→ Provided data
◇ ◇ ◇ ◇ ◇ ◇ ◇

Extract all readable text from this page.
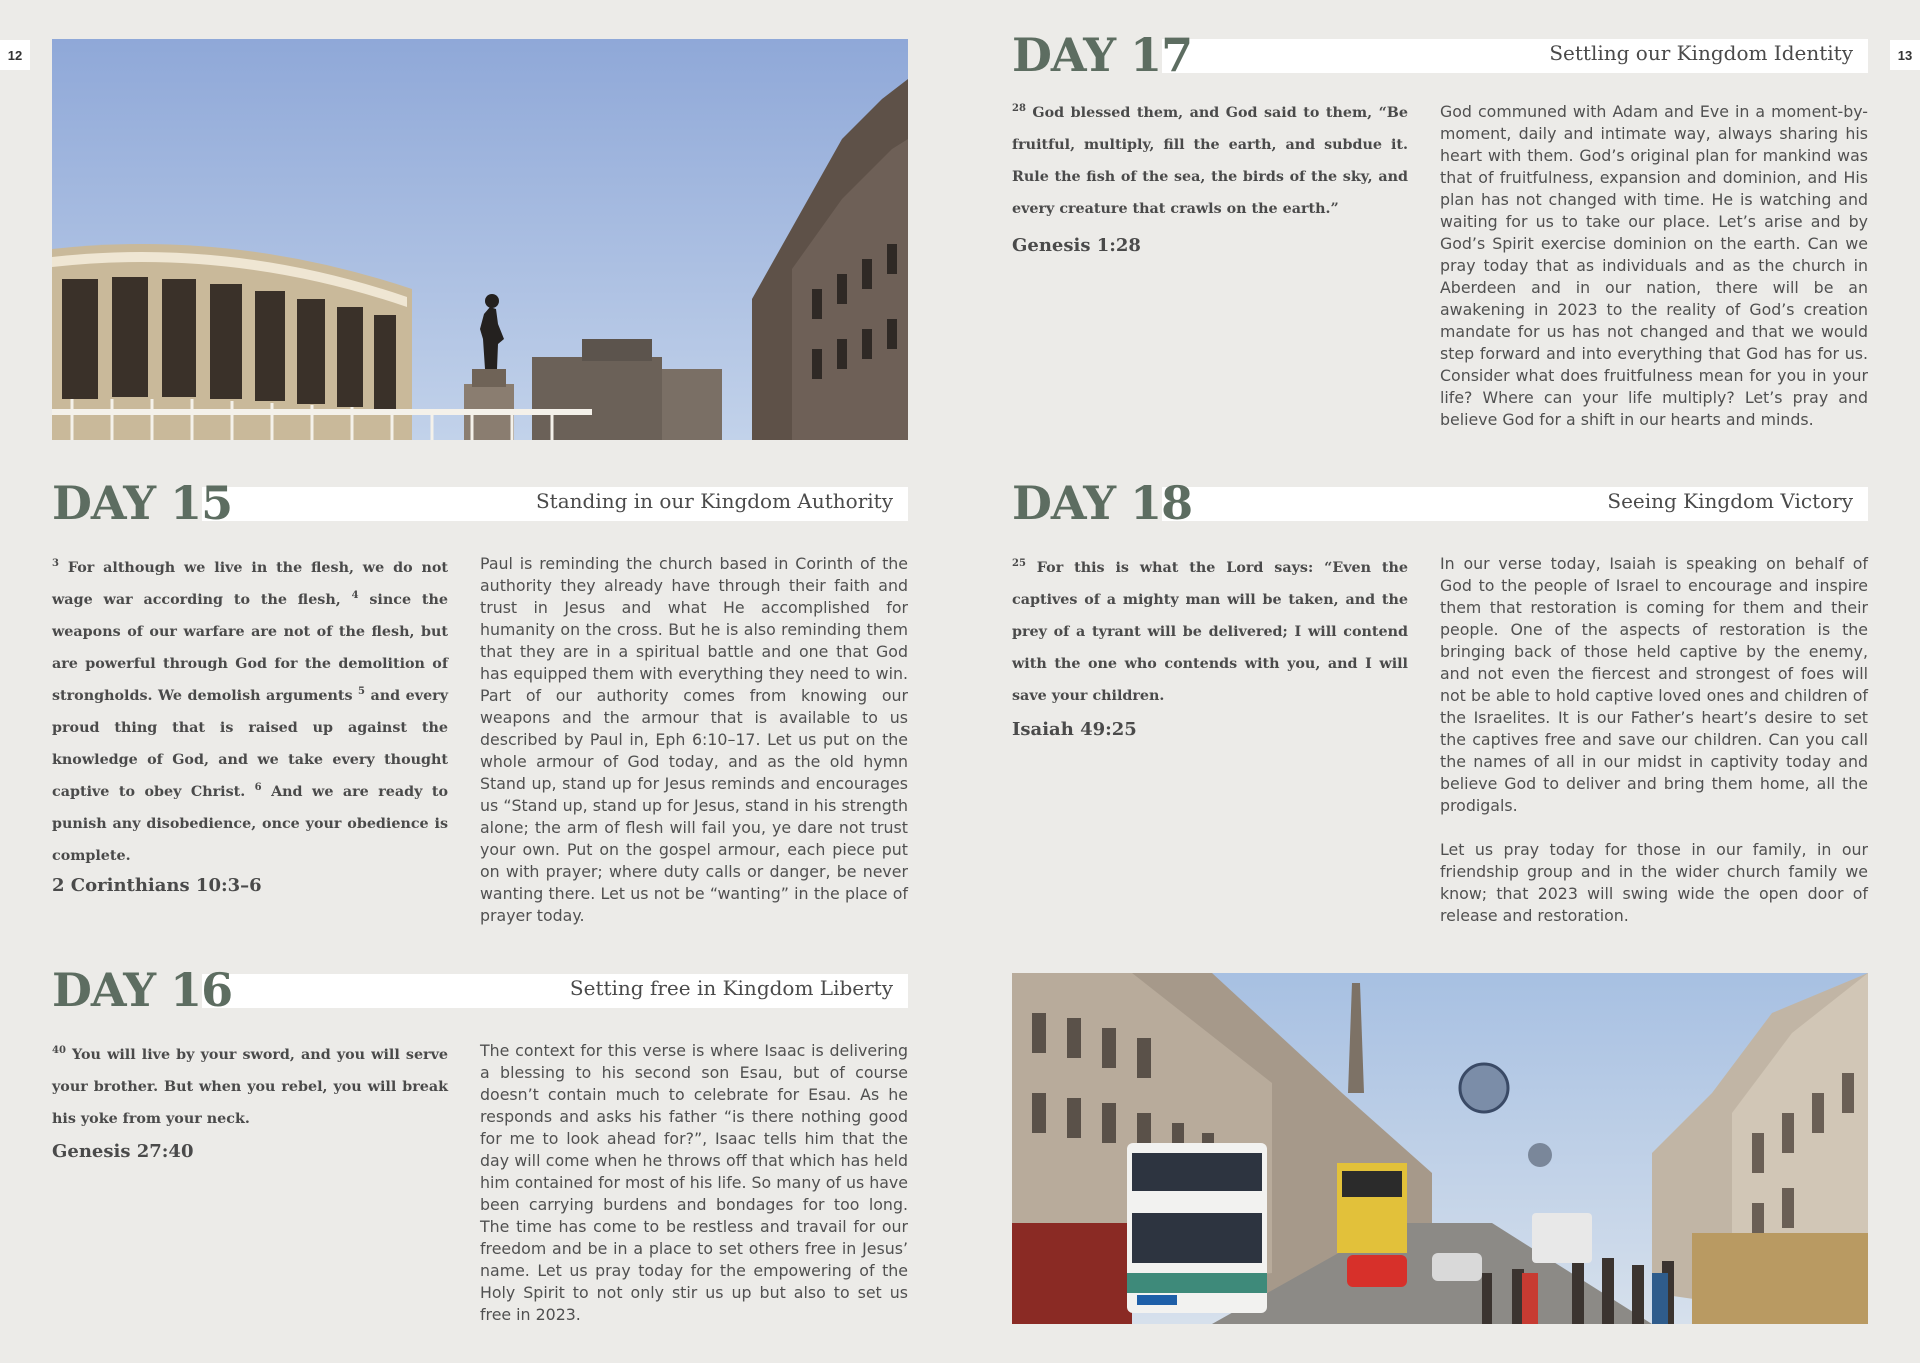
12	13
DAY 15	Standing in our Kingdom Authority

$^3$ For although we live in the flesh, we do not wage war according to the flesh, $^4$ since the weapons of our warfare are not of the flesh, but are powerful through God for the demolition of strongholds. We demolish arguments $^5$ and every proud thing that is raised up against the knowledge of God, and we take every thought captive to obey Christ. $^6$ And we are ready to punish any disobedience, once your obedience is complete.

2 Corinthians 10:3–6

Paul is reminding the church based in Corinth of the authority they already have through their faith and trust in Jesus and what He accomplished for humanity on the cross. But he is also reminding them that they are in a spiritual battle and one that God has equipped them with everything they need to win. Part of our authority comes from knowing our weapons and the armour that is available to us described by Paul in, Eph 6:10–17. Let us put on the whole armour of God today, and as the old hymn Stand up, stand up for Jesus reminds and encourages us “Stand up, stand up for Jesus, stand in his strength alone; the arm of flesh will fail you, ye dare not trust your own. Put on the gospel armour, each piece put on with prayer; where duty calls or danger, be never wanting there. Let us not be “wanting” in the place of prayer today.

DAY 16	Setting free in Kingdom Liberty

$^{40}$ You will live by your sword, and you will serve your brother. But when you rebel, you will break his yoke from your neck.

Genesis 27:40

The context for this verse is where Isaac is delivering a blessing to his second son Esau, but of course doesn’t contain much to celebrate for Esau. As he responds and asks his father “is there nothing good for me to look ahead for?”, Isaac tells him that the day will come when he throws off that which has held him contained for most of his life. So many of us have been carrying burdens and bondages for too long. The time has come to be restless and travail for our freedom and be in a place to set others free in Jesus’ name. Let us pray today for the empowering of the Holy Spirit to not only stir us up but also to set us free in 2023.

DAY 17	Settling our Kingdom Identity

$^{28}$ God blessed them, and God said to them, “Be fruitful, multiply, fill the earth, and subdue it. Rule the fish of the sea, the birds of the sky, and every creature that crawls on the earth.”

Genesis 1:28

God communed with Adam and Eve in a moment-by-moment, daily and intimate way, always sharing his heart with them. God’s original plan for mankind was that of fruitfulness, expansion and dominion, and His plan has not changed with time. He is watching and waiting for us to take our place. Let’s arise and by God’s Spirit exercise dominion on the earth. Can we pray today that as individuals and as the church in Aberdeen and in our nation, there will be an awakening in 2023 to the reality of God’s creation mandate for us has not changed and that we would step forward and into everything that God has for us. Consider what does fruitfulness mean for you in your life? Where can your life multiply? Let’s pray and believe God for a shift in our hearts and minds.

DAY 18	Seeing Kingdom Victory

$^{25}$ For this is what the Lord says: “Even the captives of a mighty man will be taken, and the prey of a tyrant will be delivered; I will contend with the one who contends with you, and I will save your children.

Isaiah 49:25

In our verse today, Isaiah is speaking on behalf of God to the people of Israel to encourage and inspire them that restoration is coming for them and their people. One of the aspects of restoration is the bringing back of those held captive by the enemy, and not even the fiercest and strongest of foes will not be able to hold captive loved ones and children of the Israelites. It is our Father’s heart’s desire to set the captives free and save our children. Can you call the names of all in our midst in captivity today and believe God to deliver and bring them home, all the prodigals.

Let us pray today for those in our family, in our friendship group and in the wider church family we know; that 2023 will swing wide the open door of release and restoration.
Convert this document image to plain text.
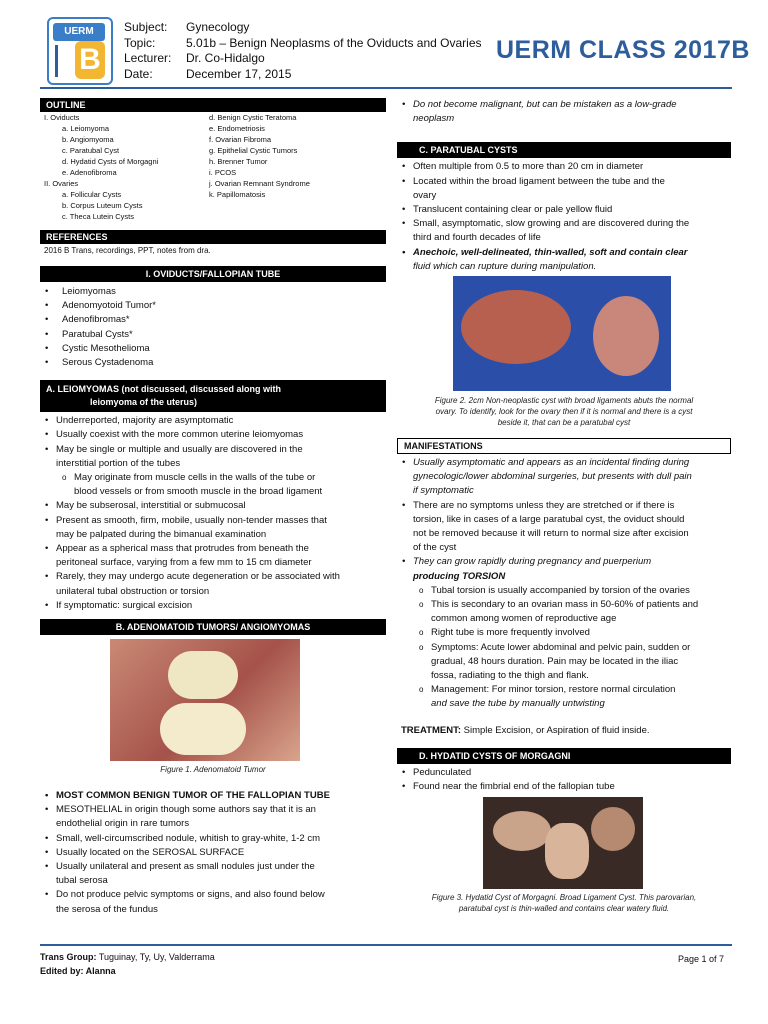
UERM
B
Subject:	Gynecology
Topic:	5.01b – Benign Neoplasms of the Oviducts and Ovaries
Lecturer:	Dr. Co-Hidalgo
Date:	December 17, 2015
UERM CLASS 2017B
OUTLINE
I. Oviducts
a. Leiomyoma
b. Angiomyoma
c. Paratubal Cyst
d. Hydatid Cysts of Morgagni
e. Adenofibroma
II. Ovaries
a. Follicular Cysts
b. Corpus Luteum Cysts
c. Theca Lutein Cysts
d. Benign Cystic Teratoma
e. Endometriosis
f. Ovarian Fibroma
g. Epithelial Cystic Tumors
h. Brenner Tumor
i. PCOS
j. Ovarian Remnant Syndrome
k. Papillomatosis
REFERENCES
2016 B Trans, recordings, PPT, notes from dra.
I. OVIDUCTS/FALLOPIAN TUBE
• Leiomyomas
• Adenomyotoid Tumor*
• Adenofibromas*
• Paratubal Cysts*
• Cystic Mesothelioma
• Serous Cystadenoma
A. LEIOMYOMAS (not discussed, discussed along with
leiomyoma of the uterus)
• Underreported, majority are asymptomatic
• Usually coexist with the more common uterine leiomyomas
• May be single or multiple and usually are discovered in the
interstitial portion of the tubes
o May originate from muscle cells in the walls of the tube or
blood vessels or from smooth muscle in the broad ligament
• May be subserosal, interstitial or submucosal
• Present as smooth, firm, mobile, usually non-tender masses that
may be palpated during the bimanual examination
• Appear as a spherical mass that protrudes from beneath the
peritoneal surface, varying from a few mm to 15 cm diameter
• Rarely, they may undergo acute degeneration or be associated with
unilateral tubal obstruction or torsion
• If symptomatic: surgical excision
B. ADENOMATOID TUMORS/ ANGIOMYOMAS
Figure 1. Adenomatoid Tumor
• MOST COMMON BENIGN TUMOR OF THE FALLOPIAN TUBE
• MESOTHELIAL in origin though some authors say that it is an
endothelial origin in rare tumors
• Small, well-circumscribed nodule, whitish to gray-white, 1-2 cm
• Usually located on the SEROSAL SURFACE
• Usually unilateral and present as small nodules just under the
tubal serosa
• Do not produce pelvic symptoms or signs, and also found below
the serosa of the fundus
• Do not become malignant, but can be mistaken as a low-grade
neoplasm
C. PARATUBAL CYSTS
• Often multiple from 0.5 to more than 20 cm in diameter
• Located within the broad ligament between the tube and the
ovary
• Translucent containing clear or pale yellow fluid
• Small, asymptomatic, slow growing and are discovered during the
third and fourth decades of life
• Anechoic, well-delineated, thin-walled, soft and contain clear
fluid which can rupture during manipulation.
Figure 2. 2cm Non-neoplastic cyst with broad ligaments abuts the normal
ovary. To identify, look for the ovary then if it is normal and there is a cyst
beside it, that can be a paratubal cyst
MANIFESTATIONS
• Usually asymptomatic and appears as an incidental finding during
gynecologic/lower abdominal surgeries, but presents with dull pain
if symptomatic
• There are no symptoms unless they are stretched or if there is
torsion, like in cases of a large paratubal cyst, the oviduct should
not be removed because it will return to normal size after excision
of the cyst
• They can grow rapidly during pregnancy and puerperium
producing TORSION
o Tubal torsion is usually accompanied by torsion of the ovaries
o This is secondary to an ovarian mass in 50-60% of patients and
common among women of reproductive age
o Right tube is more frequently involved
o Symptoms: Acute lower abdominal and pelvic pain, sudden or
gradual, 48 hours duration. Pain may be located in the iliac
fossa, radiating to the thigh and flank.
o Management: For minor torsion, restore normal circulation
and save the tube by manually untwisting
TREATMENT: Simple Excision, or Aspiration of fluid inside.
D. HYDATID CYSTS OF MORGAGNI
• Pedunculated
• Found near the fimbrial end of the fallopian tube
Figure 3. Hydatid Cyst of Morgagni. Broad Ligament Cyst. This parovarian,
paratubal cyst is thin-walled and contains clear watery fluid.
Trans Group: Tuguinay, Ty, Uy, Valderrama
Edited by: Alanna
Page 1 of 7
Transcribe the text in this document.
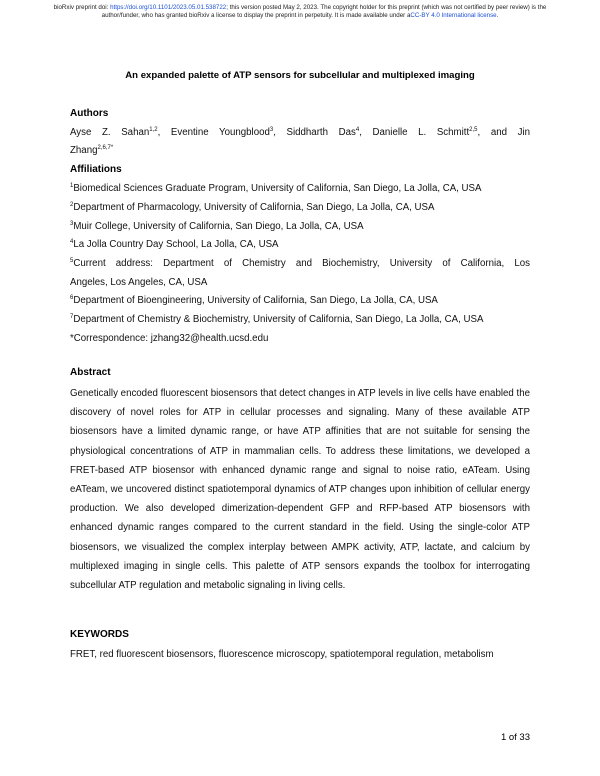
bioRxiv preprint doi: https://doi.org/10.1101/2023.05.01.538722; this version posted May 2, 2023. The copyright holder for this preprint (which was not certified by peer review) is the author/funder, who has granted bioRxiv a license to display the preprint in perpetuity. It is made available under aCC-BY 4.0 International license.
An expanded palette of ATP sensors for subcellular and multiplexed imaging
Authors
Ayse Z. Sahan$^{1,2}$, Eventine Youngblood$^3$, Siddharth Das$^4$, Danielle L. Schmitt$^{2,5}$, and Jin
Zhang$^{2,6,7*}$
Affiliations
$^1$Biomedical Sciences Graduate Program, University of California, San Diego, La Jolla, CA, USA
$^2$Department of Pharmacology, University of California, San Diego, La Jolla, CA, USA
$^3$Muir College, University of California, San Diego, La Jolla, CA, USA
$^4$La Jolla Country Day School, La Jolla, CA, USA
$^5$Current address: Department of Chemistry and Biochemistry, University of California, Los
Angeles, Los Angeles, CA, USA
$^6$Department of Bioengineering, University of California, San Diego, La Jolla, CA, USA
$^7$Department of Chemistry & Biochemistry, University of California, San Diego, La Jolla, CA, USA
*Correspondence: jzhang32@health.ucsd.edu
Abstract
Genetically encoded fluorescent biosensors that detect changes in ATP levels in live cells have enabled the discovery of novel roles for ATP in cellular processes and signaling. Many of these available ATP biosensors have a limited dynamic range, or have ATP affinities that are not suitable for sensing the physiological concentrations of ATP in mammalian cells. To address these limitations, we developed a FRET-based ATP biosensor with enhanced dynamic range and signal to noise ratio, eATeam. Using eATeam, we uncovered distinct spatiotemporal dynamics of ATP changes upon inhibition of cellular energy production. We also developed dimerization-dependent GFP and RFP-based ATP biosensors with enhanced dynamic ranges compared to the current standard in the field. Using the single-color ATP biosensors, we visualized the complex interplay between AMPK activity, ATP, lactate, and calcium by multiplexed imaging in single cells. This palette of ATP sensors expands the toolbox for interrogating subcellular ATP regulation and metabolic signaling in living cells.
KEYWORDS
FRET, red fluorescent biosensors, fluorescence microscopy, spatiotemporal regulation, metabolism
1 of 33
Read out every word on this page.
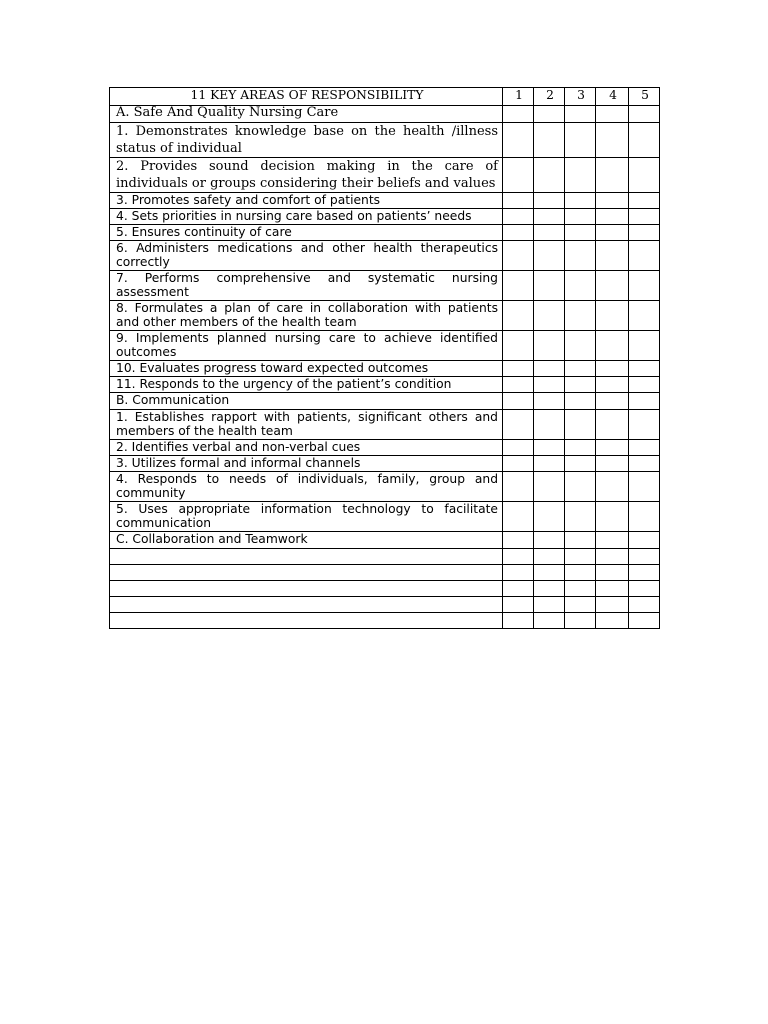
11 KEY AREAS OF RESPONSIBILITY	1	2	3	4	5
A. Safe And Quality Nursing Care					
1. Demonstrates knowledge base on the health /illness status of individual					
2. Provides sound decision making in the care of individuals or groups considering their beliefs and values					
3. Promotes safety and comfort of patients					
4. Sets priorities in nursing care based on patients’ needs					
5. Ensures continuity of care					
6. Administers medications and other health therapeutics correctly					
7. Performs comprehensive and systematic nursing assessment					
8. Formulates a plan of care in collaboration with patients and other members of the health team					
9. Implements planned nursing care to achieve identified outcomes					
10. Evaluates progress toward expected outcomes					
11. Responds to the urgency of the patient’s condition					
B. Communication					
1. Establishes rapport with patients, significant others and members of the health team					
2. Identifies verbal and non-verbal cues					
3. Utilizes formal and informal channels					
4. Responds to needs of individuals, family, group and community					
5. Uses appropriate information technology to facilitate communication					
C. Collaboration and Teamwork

◇ ◇ ◇ ◇ ◇ ◇ ◇

→ Exercise description
Please return all lines from the records that hold the word "muscle".

→ Finished exercise
o May originate from muscle cells in the walls of the tube or
blood vessels or from smooth muscle in the broad ligament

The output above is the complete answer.